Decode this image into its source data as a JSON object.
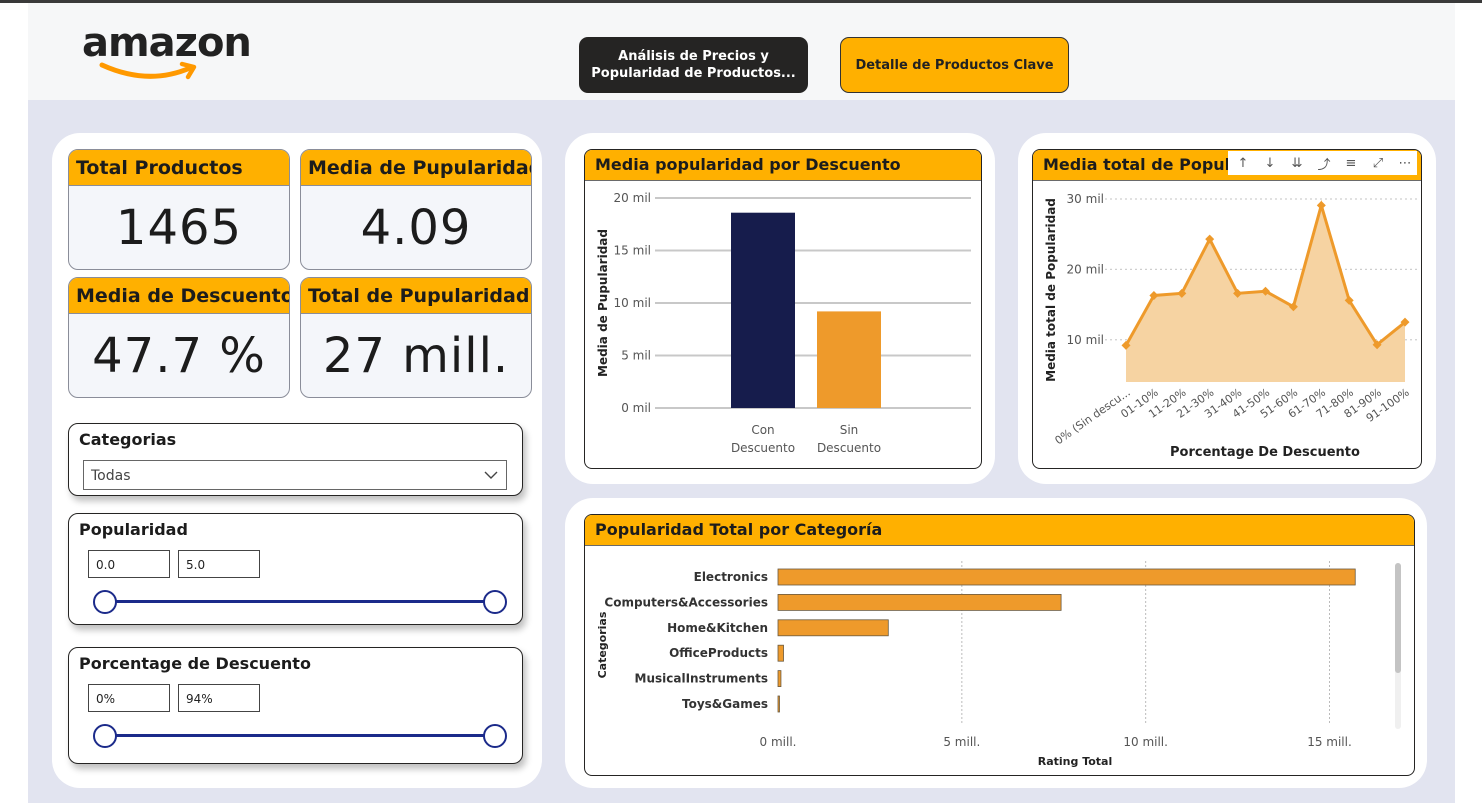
{
  "header": {
    "logo_text": "amazon",
    "nav": [
      {
        "label_line1": "Análisis de Precios y",
        "label_line2": "Popularidad de Productos..."
      },
      {
        "label": "Detalle de Productos Clave"
      }
    ]
  },
  "cards": [
    {
      "title": "Total Productos",
      "value": "1465"
    },
    {
      "title": "Media de Pupularidad",
      "value": "4.09"
    },
    {
      "title": "Media de Descuento",
      "value": "47.7 %"
    },
    {
      "title": "Total de Pupularidad",
      "value": "27 mill."
    }
  ],
  "slicers": {
    "categorias": {
      "title": "Categorias",
      "selected": "Todas"
    },
    "popularidad": {
      "title": "Popularidad",
      "min": "0.0",
      "max": "5.0",
      "low_fraction": 0,
      "high_fraction": 1
    },
    "descuento": {
      "title": "Porcentage de Descuento",
      "min": "0%",
      "max": "94%",
      "low_fraction": 0,
      "high_fraction": 1
    }
  },
  "toolbar_icons": [
    "arrow-up-icon",
    "arrow-down-icon",
    "double-arrow-down-icon",
    "drill-icon",
    "filter-icon",
    "focus-mode-icon",
    "more-options-icon"
  ],
  "colors": {
    "accent": "#ffb000",
    "navy": "#161c4c",
    "orange": "#ee9a2b",
    "slider": "#1b2a8a"
  },
  "chart_data": [
    {
      "type": "bar",
      "title": "Media popularidad por Descuento",
      "ylabel": "Media de Pupularidad",
      "xlabel": "",
      "categories": [
        "Con Descuento",
        "Sin Descuento"
      ],
      "category_lines": [
        [
          "Con",
          "Descuento"
        ],
        [
          "Sin",
          "Descuento"
        ]
      ],
      "values": [
        18600,
        9200
      ],
      "bar_colors": [
        "#161c4c",
        "#ee9a2b"
      ],
      "ylim": [
        0,
        20000
      ],
      "yticks": [
        {
          "v": 0,
          "label": "0 mil"
        },
        {
          "v": 5000,
          "label": "5 mil"
        },
        {
          "v": 10000,
          "label": "10 mil"
        },
        {
          "v": 15000,
          "label": "15 mil"
        },
        {
          "v": 20000,
          "label": "20 mil"
        }
      ],
      "grid": true
    },
    {
      "type": "area",
      "title": "Media total de Populari",
      "ylabel": "Media total de Popularidad",
      "xlabel": "Porcentage De Descuento",
      "categories": [
        "0% (Sin descu...",
        "01-10%",
        "11-20%",
        "21-30%",
        "31-40%",
        "41-50%",
        "51-60%",
        "61-70%",
        "71-80%",
        "81-90%",
        "91-100%"
      ],
      "values": [
        9.2,
        16.3,
        16.6,
        24.3,
        16.6,
        16.9,
        14.7,
        29.1,
        15.6,
        9.3,
        12.5
      ],
      "ylim": [
        4,
        31
      ],
      "yticks": [
        {
          "v": 10,
          "label": "10 mil"
        },
        {
          "v": 20,
          "label": "20 mil"
        },
        {
          "v": 30,
          "label": "30 mil"
        }
      ],
      "grid": true
    },
    {
      "type": "bar",
      "orientation": "horizontal",
      "title": "Popularidad Total por Categoría",
      "ylabel": "Categorias",
      "xlabel": "Rating Total",
      "categories": [
        "Electronics",
        "Computers&Accessories",
        "Home&Kitchen",
        "OfficeProducts",
        "MusicalInstruments",
        "Toys&Games"
      ],
      "values": [
        15.7,
        7.7,
        3.0,
        0.15,
        0.08,
        0.02
      ],
      "xlim": [
        0,
        16.7
      ],
      "xticks": [
        {
          "v": 0,
          "label": "0 mill."
        },
        {
          "v": 5,
          "label": "5 mill."
        },
        {
          "v": 10,
          "label": "10 mill."
        },
        {
          "v": 15,
          "label": "15 mill."
        }
      ],
      "grid": true
    }
  ]
}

+ + + + +

• **Your task**
Your task is to retype all the entries exactly and leave out any pictures.

• **Answer to this exercise**
Decode this image into its source data as a JSON object.
{
  "header": {
    "logo_text": "amazon",
    "nav": [
      {
        "label_line1": "Análisis de Precios y",
        "label_line2": "Popularidad de Productos..."
      },
      {
        "label": "Detalle de Productos Clave"
      }
    ]
  },
  "cards": [
    {
      "title": "Total Productos",
      "value": "1465"
    },
    {
      "title": "Media de Pupularidad",
      "value": "4.09"
    },
    {
      "title": "Media de Descuento",
      "value": "47.7 %"
    },
    {
      "title": "Total de Pupularidad",
      "value": "27 mill."
    }
  ],
  "slicers": {
    "categorias": {
      "title": "Categorias",
      "selected": "Todas"
    },
    "popularidad": {
      "title": "Popularidad",
      "min": "0.0",
      "max": "5.0",
      "low_fraction": 0,
      "high_fraction": 1
    },
    "descuento": {
      "title": "Porcentage de Descuento",
      "min": "0%",
      "max": "94%",
      "low_fraction": 0,
      "high_fraction": 1
    }
  },
  "toolbar_icons": [
    "arrow-up-icon",
    "arrow-down-icon",
    "double-arrow-down-icon",
    "drill-icon",
    "filter-icon",
    "focus-mode-icon",
    "more-options-icon"
  ],
  "colors": {
    "accent": "#ffb000",
    "navy": "#161c4c",
    "orange": "#ee9a2b",
    "slider": "#1b2a8a"
  },
  "chart_data": [
    {
      "type": "bar",
      "title": "Media popularidad por Descuento",
      "ylabel": "Media de Pupularidad",
      "xlabel": "",
      "categories": [
        "Con Descuento",
        "Sin Descuento"
      ],
      "category_lines": [
        [
          "Con",
          "Descuento"
        ],
        [
          "Sin",
          "Descuento"
        ]
      ],
      "values": [
        18600,
        9200
      ],
      "bar_colors": [
        "#161c4c",
        "#ee9a2b"
      ],
      "ylim": [
        0,
        20000
      ],
      "yticks": [
        {
          "v": 0,
          "label": "0 mil"
        },
        {
          "v": 5000,
          "label": "5 mil"
        },
        {
          "v": 10000,
          "label": "10 mil"
        },
        {
          "v": 15000,
          "label": "15 mil"
        },
        {
          "v": 20000,
          "label": "20 mil"
        }
      ],
      "grid": true
    },
    {
      "type": "area",
      "title": "Media total de Populari",
      "ylabel": "Media total de Popularidad",
      "xlabel": "Porcentage De Descuento",
      "categories": [
        "0% (Sin descu...",
        "01-10%",
        "11-20%",
        "21-30%",
        "31-40%",
        "41-50%",
        "51-60%",
        "61-70%",
        "71-80%",
        "81-90%",
        "91-100%"
      ],
      "values": [
        9.2,
        16.3,
        16.6,
        24.3,
        16.6,
        16.9,
        14.7,
        29.1,
        15.6,
        9.3,
        12.5
      ],
      "ylim": [
        4,
        31
      ],
      "yticks": [
        {
          "v": 10,
          "label": "10 mil"
        },
        {
          "v": 20,
          "label": "20 mil"
        },
        {
          "v": 30,
          "label": "30 mil"
        }
      ],
      "grid": true
    },
    {
      "type": "bar",
      "orientation": "horizontal",
      "title": "Popularidad Total por Categoría",
      "ylabel": "Categorias",
      "xlabel": "Rating Total",
      "categories": [
        "Electronics",
        "Computers&Accessories",
        "Home&Kitchen",
        "OfficeProducts",
        "MusicalInstruments",
        "Toys&Games"
      ],
      "values": [
        15.7,
        7.7,
        3.0,
        0.15,
        0.08,
        0.02
      ],
      "xlim": [
        0,
        16.7
      ],
      "xticks": [
        {
          "v": 0,
          "label": "0 mill."
        },
        {
          "v": 5,
          "label": "5 mill."
        },
        {
          "v": 10,
          "label": "10 mill."
        },
        {
          "v": 15,
          "label": "15 mill."
        }
      ],
      "grid": true
    }
  ]
}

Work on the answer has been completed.